Excerpted passage:
___

C9800 SSO RMI pair: Chassis hardware replacement procedure

Johannes Luther · ‎05-11-2021

Hi board,

assuming in a WLC C9800 SSO cluster with RMI (SW version 17.3.3), you want to replace a failed cluster member... what is the preferred way to do it?

I tried the following and it was a disaster:

Assuming chassis2 has failed completely and needs to be integrated into the cluster:

1.) Make sure the SW version on the new chassis is the same (install mode)

2.) Cable the new factory default chassis to the network (channel uplink and RP)

3.) Assign the correct chassis number to the new chassis

# Exec mode
chassis 2 priority 1
reload

==> Chassis boots up with chassis number 2

4.) Base SSO configuration:

interface Vlan<MANAGEMENT-VLAN-ID>
 ip address 192.168.0.1 255.255.255.0
 no shutdown
!
redun-management interface Vlan<MANAGEMENT-VLAN-ID> chassis 1 address <RMI-IPv4-CHASSIS1> chassis 2 address <RMI-IPv4-CHASSIS2>
!
end
!
write memory

After this, the following log came up on the newly (factory default) chassis:

WLC#wr
Building configuration...
[OK]

WARNING: Reload HA Chassis for RMI configuration to take effect

WLC#
*May 11 10:46:16.688: %SYS-6-PRIVCFG_ENCRYPT_SUCCESS: Successfully encrypted private config file
Chassis 2 reloading, reason - stack merge
May 11 10:46:20.850: %PMAN-5-EXITACTION: C0/0: pvp: Process manager is exiting:
May 11 10:46:21.194: %PMAN-5-EXITACTION: F0/0: pvp: Process manager is exiting:
May 11 10:46:42.457: %PMAN-5-EXITACTIONvp: Process manager is exiting: process exit with reload fru code
May 11 10:46:54.985: %PMAN-3-PROCESS_NOTIFICATION: R0/0: pvp: System report core/WLC_2_RP_0-system-report_20210511-104649-UTC.tar.gz (size: 12529 KB) generated and System report info at core/WLC_2_RP_0-system-report_20210511-104649-UTC-info.txt




Initializing Hardware ...

___

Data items
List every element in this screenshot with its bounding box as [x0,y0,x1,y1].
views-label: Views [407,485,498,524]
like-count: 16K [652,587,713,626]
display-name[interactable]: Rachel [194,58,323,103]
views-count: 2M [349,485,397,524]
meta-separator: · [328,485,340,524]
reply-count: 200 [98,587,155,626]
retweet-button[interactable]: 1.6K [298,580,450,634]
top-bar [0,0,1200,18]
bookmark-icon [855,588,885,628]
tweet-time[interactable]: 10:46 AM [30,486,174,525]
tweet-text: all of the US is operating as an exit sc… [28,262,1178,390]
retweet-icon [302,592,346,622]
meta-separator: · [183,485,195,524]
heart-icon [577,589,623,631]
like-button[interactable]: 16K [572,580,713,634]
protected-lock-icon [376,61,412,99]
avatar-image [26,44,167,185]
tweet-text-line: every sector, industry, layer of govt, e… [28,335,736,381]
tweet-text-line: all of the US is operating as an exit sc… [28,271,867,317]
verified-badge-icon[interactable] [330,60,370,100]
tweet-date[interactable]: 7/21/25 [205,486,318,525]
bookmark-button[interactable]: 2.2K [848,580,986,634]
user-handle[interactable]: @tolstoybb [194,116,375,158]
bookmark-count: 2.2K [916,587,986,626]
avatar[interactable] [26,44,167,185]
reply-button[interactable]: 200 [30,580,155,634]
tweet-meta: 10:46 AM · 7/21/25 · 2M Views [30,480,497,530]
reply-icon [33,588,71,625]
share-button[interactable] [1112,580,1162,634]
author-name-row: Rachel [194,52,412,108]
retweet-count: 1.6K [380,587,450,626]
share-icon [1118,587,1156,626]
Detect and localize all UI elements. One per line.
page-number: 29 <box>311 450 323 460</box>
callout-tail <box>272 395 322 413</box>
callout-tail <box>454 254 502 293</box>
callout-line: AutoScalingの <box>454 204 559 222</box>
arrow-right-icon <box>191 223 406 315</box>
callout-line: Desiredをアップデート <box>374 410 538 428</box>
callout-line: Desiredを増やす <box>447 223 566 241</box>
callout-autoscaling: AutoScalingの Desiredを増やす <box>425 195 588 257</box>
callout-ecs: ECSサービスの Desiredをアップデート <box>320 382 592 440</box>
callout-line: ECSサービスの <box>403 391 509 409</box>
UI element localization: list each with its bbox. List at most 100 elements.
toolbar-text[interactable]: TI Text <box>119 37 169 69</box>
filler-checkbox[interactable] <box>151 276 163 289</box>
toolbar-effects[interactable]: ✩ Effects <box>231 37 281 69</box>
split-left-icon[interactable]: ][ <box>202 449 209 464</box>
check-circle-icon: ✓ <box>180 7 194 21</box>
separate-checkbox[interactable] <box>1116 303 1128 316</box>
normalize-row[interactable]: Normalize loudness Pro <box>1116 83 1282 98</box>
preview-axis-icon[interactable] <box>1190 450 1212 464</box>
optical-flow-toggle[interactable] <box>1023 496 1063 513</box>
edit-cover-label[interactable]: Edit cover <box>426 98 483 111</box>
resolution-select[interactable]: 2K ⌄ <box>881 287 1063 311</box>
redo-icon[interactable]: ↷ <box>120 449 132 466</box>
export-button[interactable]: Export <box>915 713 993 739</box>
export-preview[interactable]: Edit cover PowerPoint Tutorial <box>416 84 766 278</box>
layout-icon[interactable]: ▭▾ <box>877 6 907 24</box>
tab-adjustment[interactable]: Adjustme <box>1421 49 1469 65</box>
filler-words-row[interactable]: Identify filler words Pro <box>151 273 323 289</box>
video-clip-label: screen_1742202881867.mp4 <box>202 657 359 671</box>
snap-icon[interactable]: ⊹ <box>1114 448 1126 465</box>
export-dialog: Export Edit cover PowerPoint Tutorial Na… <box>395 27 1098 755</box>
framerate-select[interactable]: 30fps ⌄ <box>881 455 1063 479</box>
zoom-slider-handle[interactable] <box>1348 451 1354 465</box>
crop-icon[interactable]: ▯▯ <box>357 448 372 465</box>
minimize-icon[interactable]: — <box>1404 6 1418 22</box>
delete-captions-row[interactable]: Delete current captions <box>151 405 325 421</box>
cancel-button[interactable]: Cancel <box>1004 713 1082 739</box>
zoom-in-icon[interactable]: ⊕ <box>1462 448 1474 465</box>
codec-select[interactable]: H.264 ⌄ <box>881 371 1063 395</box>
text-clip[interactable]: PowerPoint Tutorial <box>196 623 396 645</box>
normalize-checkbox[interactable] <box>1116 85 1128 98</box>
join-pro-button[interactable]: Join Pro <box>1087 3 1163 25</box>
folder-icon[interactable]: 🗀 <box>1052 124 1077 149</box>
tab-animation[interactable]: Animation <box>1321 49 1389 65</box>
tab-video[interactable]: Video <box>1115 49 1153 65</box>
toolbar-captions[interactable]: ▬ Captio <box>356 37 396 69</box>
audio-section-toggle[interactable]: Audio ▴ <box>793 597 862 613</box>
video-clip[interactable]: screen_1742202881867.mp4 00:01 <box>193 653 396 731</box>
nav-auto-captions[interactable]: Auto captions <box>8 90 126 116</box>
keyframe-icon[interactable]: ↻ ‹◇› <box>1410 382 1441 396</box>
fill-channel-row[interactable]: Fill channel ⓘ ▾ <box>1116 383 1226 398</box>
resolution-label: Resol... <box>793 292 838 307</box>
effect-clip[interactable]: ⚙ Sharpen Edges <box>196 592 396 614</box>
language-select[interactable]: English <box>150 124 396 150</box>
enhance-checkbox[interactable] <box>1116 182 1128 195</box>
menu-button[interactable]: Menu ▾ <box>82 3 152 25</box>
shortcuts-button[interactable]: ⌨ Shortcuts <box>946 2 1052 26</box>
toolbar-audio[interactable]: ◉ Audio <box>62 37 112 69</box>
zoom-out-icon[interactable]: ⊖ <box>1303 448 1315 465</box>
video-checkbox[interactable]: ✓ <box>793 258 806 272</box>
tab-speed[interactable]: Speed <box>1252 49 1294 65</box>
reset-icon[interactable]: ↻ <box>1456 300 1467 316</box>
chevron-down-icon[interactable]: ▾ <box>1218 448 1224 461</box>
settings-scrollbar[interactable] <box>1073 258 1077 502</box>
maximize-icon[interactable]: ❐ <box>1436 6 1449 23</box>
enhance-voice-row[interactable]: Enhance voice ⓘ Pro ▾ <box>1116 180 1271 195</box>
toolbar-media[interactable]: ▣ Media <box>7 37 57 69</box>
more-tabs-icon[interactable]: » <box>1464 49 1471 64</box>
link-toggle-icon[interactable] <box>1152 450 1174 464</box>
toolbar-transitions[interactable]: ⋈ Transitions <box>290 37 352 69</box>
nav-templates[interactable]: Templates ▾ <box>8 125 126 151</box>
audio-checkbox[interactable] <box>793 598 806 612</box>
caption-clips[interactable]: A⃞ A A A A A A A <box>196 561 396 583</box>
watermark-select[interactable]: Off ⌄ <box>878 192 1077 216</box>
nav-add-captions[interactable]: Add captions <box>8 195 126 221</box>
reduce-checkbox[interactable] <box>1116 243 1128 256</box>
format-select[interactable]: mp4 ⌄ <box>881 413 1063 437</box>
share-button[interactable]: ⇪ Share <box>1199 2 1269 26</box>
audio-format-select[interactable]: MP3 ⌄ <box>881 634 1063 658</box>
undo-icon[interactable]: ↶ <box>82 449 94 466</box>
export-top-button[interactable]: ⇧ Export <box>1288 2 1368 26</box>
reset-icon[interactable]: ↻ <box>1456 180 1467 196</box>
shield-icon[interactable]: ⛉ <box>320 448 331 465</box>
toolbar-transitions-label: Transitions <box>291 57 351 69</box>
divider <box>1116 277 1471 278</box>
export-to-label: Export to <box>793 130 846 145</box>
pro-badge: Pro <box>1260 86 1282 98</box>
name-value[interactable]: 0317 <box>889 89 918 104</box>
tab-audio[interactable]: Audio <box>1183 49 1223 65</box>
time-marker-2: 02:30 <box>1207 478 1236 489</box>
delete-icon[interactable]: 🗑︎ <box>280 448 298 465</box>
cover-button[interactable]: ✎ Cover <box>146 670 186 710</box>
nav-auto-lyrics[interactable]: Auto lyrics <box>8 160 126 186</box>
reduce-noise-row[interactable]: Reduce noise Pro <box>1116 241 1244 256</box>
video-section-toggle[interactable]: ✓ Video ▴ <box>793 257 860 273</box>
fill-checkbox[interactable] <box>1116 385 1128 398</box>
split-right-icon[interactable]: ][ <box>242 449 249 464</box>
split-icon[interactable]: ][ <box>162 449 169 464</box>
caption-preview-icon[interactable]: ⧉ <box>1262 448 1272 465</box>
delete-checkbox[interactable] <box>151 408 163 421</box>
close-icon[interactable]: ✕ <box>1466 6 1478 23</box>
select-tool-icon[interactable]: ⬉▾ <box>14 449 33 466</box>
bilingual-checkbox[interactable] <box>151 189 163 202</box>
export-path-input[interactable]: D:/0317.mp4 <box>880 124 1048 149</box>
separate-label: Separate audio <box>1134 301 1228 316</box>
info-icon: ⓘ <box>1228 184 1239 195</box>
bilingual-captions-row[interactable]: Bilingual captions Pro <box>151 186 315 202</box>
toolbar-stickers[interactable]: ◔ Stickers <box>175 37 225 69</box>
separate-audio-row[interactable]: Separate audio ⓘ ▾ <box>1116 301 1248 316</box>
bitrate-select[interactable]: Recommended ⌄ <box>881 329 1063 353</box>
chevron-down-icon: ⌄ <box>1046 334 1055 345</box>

___

Tasks to complete:
[A] In the C9800 chassis replacement post, which software version is the SSO cluster running?
[B] Continue the C9800 chassis replacement post from the point where it stops.
The listing comes from a separate source.

Responses to the exercise:
[A] 17.3.3

[B]
==> Chassis 2 reboot

However (and that's the problem), chassis 1 reboots as well!

=> Wireless service disruption, because both chassis are booting at the same time.

I would assume, only chassis 2 is rebooting and integrates itself into the cluster...

Am I doing something wrong here, or may I hit a bug here?

saravlak · ‎05-11-2021

Yes, its expected for existing Primary/Active WLC to reboot as well for the first time HA pairing, so the setup should be performed at change window. Replacing with new/different WLC in the setup is going to be similar to initial pairing, otherwise it will stuck in Maintenance mode that require manual intervention ie., reboot both WLC at same time, anyway.

Johannes Luther · ‎05-11-2021

Wow ... needing a maintenance window to replace a failed chassis .... .... .. I lost my faith in current products ....

Thank you for the answer!!!

Scott Fella · ‎05-11-2021

Just out of curiosity, did you verify that chassis 1 had priority set to 2? If I recall correctly, the chassis 2 should come up and become the standby and then the chassis 1 should reboot and chassis 2 becomes active with no interruptions. Now there is that chance that chassis 2 could restart like what happened in your case, but not suppose to.

You can verify and or test by brining up a couple 9800-CL's and see what happens also.

-Scott
*** Please rate helpful posts ***

Johannes Luther · ‎05-12-2021

Hey Scott,

so from my point of view, the priorities are only relevant in the election process, when both WLCs are booting.

But in my case, I set the priorities like recommended in the HA paper:

myWLC#show chassis
Chassis/Stack Mac Address : f4bd.abcd.f660 - Local Mac Address
Mac persistency wait time: Indefinite
Local Redundancy Port Type: Twisted Pair
                                             H/W   Current
Chassis#   Role    Mac Address     Priority Version  State                 IP
-------------------------------------------------------------------------------------
*1       Active   f4bd.abcd.f660     2      V02     Ready                169.254.54.130
 2       Standby  f4bd.abcd.f5a0     1      V02     Ready                169.254.54.131

In either way: If my chassis#1 would have failed and I replace chassis#1 (with prio:2), I would not expect that chassis#1 take over. I would expect, that it integrates as chassis#1 secondary.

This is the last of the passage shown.